* Job: Copy every one of these rows over word for word.

(Element position data)
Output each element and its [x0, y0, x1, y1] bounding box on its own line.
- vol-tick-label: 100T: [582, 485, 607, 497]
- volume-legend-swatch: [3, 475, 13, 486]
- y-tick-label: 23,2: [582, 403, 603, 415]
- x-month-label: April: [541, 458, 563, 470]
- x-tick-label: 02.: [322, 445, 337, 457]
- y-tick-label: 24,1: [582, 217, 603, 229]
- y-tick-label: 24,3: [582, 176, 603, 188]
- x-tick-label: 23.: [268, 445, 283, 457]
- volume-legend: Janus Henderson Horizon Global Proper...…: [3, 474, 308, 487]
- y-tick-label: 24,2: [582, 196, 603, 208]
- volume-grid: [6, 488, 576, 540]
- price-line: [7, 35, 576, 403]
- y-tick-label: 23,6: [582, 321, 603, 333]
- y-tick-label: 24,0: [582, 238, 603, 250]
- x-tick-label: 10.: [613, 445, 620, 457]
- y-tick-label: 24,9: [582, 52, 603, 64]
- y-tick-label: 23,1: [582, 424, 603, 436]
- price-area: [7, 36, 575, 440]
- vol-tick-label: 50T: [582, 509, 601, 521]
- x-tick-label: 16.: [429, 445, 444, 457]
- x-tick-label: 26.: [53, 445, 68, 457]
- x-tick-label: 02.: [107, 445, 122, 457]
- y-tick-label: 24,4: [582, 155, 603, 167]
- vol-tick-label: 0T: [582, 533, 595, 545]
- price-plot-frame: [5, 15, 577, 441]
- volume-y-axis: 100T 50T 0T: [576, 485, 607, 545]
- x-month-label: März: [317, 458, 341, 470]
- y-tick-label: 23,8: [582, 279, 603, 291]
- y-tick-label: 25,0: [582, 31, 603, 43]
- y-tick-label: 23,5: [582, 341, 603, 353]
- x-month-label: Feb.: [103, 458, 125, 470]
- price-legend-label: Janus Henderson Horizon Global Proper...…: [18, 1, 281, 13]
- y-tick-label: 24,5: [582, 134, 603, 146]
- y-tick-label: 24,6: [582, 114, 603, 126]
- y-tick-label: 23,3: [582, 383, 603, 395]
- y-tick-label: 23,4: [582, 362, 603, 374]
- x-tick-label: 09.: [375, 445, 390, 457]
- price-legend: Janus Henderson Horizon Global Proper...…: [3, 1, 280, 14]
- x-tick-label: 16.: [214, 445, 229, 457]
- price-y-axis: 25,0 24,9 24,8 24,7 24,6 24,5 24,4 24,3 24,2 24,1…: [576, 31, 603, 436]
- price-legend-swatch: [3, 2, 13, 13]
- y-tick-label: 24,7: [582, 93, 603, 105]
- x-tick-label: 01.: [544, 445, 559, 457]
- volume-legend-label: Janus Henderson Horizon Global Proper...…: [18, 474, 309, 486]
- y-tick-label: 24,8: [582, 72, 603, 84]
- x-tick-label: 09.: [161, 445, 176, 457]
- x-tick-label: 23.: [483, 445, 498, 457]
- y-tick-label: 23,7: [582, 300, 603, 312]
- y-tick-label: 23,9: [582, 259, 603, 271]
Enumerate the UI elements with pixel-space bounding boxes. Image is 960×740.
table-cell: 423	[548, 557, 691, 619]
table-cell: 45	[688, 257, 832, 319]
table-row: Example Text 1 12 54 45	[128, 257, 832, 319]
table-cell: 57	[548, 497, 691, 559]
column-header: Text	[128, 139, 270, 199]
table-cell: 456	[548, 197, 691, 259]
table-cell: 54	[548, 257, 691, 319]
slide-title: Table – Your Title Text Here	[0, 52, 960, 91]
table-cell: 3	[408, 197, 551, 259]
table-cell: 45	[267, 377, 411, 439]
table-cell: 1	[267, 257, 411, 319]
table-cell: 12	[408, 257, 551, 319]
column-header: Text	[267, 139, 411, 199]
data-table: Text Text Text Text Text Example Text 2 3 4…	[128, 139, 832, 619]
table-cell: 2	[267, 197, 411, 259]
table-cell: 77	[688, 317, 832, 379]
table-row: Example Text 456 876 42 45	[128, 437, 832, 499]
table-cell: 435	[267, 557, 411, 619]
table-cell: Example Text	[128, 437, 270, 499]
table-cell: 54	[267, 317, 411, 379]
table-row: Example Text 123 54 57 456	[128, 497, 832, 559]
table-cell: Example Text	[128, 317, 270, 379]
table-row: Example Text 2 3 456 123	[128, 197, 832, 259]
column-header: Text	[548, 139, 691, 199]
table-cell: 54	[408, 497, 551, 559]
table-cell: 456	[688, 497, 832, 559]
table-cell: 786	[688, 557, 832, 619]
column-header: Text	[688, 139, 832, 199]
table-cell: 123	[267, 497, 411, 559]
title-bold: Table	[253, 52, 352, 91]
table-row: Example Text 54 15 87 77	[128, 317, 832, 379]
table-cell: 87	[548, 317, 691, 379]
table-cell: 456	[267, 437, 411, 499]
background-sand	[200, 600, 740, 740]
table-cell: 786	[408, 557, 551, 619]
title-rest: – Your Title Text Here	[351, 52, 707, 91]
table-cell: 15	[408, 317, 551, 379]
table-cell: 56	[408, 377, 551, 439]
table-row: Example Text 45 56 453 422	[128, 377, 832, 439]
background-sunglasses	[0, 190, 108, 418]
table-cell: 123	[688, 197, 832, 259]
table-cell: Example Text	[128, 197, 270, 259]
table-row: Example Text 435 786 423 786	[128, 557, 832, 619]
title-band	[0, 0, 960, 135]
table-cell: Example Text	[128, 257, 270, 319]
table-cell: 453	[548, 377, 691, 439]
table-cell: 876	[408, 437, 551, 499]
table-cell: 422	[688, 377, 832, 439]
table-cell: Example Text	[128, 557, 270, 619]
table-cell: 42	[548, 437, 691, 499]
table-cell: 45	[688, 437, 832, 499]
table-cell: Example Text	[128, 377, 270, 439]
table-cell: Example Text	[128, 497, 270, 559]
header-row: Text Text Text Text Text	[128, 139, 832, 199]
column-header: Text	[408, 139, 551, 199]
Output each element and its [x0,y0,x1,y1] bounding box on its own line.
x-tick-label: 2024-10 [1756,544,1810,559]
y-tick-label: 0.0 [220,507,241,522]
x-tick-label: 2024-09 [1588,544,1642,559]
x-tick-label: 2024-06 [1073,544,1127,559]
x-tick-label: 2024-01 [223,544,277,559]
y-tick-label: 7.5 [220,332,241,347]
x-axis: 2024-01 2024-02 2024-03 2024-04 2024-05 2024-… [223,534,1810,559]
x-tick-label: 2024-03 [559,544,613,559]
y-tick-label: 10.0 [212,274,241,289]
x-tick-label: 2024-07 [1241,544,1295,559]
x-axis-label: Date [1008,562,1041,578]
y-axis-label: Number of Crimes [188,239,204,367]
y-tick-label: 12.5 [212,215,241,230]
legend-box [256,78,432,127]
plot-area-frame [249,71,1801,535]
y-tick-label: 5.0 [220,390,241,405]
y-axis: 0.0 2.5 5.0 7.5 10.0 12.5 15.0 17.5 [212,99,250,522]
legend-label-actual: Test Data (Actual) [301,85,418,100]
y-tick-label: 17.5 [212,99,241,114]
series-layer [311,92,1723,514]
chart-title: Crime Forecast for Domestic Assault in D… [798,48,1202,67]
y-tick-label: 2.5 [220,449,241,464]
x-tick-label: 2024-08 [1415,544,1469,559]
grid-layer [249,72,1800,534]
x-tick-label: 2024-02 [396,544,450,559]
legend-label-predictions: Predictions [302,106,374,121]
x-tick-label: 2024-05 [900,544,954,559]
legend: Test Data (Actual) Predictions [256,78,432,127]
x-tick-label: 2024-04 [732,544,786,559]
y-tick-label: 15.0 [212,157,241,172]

* Output of the task:
Output each element and its [x0, y0, x1, y1] bounding box on its own line.
- vol-tick-label: 100T: [582, 485, 607, 497]
- volume-legend-swatch: [3, 475, 13, 486]
- y-tick-label: 23,2: [582, 403, 603, 415]
- x-month-label: April: [541, 458, 563, 470]
- x-tick-label: 02.: [322, 445, 337, 457]
- y-tick-label: 24,1: [582, 217, 603, 229]
- y-tick-label: 24,3: [582, 176, 603, 188]
- x-tick-label: 23.: [268, 445, 283, 457]
- volume-legend: Janus Henderson Horizon Global Proper...…: [3, 474, 308, 487]
- y-tick-label: 24,2: [582, 196, 603, 208]
- volume-grid: [6, 488, 576, 540]
- price-line: [7, 35, 576, 403]
- y-tick-label: 23,6: [582, 321, 603, 333]
- y-tick-label: 24,0: [582, 238, 603, 250]
- x-tick-label: 10.: [613, 445, 620, 457]
- y-tick-label: 24,9: [582, 52, 603, 64]
- y-tick-label: 23,1: [582, 424, 603, 436]
- price-area: [7, 36, 575, 440]
- vol-tick-label: 50T: [582, 509, 601, 521]
- x-tick-label: 16.: [429, 445, 444, 457]
- x-tick-label: 26.: [53, 445, 68, 457]
- x-tick-label: 02.: [107, 445, 122, 457]
- y-tick-label: 24,4: [582, 155, 603, 167]
- vol-tick-label: 0T: [582, 533, 595, 545]
- price-plot-frame: [5, 15, 577, 441]
- volume-y-axis: 100T 50T 0T: [576, 485, 607, 545]
- x-month-label: März: [317, 458, 341, 470]
- y-tick-label: 23,8: [582, 279, 603, 291]
- y-tick-label: 25,0: [582, 31, 603, 43]
- y-tick-label: 23,5: [582, 341, 603, 353]
- x-month-label: Feb.: [103, 458, 125, 470]
- price-legend-label: Janus Henderson Horizon Global Proper...…: [18, 1, 281, 13]
- y-tick-label: 24,5: [582, 134, 603, 146]
- y-tick-label: 24,6: [582, 114, 603, 126]
- y-tick-label: 23,3: [582, 383, 603, 395]
- y-tick-label: 23,4: [582, 362, 603, 374]
- x-tick-label: 09.: [375, 445, 390, 457]
- price-legend: Janus Henderson Horizon Global Proper...…: [3, 1, 280, 14]
- x-tick-label: 16.: [214, 445, 229, 457]
- price-y-axis: 25,0 24,9 24,8 24,7 24,6 24,5 24,4 24,3 24,2 24,1…: [576, 31, 603, 436]
- price-legend-swatch: [3, 2, 13, 13]
- y-tick-label: 24,7: [582, 93, 603, 105]
- x-tick-label: 01.: [544, 445, 559, 457]
- volume-legend-label: Janus Henderson Horizon Global Proper...…: [18, 474, 309, 486]
- y-tick-label: 24,8: [582, 72, 603, 84]
- x-tick-label: 09.: [161, 445, 176, 457]
- x-tick-label: 23.: [483, 445, 498, 457]
- y-tick-label: 23,7: [582, 300, 603, 312]
- y-tick-label: 23,9: [582, 259, 603, 271]
Enumerate the UI elements with pixel-space bounding boxes. Image is 960×740.
table-cell: 423	[548, 557, 691, 619]
table-cell: 45	[688, 257, 832, 319]
table-row: Example Text 1 12 54 45	[128, 257, 832, 319]
table-cell: 57	[548, 497, 691, 559]
column-header: Text	[128, 139, 270, 199]
table-cell: 456	[548, 197, 691, 259]
table-cell: 54	[548, 257, 691, 319]
slide-title: Table – Your Title Text Here	[0, 52, 960, 91]
table-cell: 3	[408, 197, 551, 259]
table-cell: 45	[267, 377, 411, 439]
table-cell: 1	[267, 257, 411, 319]
table-cell: 12	[408, 257, 551, 319]
column-header: Text	[267, 139, 411, 199]
data-table: Text Text Text Text Text Example Text 2 3 4…	[128, 139, 832, 619]
table-cell: 2	[267, 197, 411, 259]
table-cell: 77	[688, 317, 832, 379]
table-row: Example Text 456 876 42 45	[128, 437, 832, 499]
table-cell: 435	[267, 557, 411, 619]
table-cell: Example Text	[128, 437, 270, 499]
table-cell: 54	[267, 317, 411, 379]
table-row: Example Text 123 54 57 456	[128, 497, 832, 559]
table-cell: Example Text	[128, 317, 270, 379]
table-row: Example Text 2 3 456 123	[128, 197, 832, 259]
column-header: Text	[548, 139, 691, 199]
table-cell: 54	[408, 497, 551, 559]
table-cell: 456	[688, 497, 832, 559]
table-cell: 786	[688, 557, 832, 619]
column-header: Text	[688, 139, 832, 199]
table-cell: 123	[267, 497, 411, 559]
title-bold: Table	[253, 52, 352, 91]
table-row: Example Text 54 15 87 77	[128, 317, 832, 379]
table-cell: 87	[548, 317, 691, 379]
table-cell: 456	[267, 437, 411, 499]
background-sand	[200, 600, 740, 740]
table-cell: 786	[408, 557, 551, 619]
title-rest: – Your Title Text Here	[351, 52, 707, 91]
table-cell: 15	[408, 317, 551, 379]
table-cell: 56	[408, 377, 551, 439]
table-row: Example Text 45 56 453 422	[128, 377, 832, 439]
background-sunglasses	[0, 190, 108, 418]
table-cell: 123	[688, 197, 832, 259]
table-cell: Example Text	[128, 197, 270, 259]
table-row: Example Text 435 786 423 786	[128, 557, 832, 619]
title-band	[0, 0, 960, 135]
table-cell: Example Text	[128, 257, 270, 319]
table-cell: 453	[548, 377, 691, 439]
table-cell: 876	[408, 437, 551, 499]
table-cell: 422	[688, 377, 832, 439]
table-cell: Example Text	[128, 557, 270, 619]
table-cell: 42	[548, 437, 691, 499]
table-cell: 45	[688, 437, 832, 499]
table-cell: Example Text	[128, 377, 270, 439]
table-cell: Example Text	[128, 497, 270, 559]
header-row: Text Text Text Text Text	[128, 139, 832, 199]
column-header: Text	[408, 139, 551, 199]
Output each element and its [x0,y0,x1,y1] bounding box on its own line.
x-tick-label: 2024-10 [1756,544,1810,559]
y-tick-label: 0.0 [220,507,241,522]
x-tick-label: 2024-09 [1588,544,1642,559]
x-tick-label: 2024-06 [1073,544,1127,559]
x-tick-label: 2024-01 [223,544,277,559]
y-tick-label: 7.5 [220,332,241,347]
x-axis: 2024-01 2024-02 2024-03 2024-04 2024-05 2024-… [223,534,1810,559]
x-tick-label: 2024-03 [559,544,613,559]
y-tick-label: 10.0 [212,274,241,289]
x-tick-label: 2024-07 [1241,544,1295,559]
x-axis-label: Date [1008,562,1041,578]
y-axis-label: Number of Crimes [188,239,204,367]
y-tick-label: 12.5 [212,215,241,230]
legend-box [256,78,432,127]
plot-area-frame [249,71,1801,535]
y-tick-label: 5.0 [220,390,241,405]
y-axis: 0.0 2.5 5.0 7.5 10.0 12.5 15.0 17.5 [212,99,250,522]
legend-label-actual: Test Data (Actual) [301,85,418,100]
y-tick-label: 17.5 [212,99,241,114]
series-layer [311,92,1723,514]
chart-title: Crime Forecast for Domestic Assault in D… [798,48,1202,67]
y-tick-label: 2.5 [220,449,241,464]
x-tick-label: 2024-08 [1415,544,1469,559]
grid-layer [249,72,1800,534]
x-tick-label: 2024-02 [396,544,450,559]
legend-label-predictions: Predictions [302,106,374,121]
x-tick-label: 2024-05 [900,544,954,559]
legend: Test Data (Actual) Predictions [256,78,432,127]
x-tick-label: 2024-04 [732,544,786,559]
y-tick-label: 15.0 [212,157,241,172]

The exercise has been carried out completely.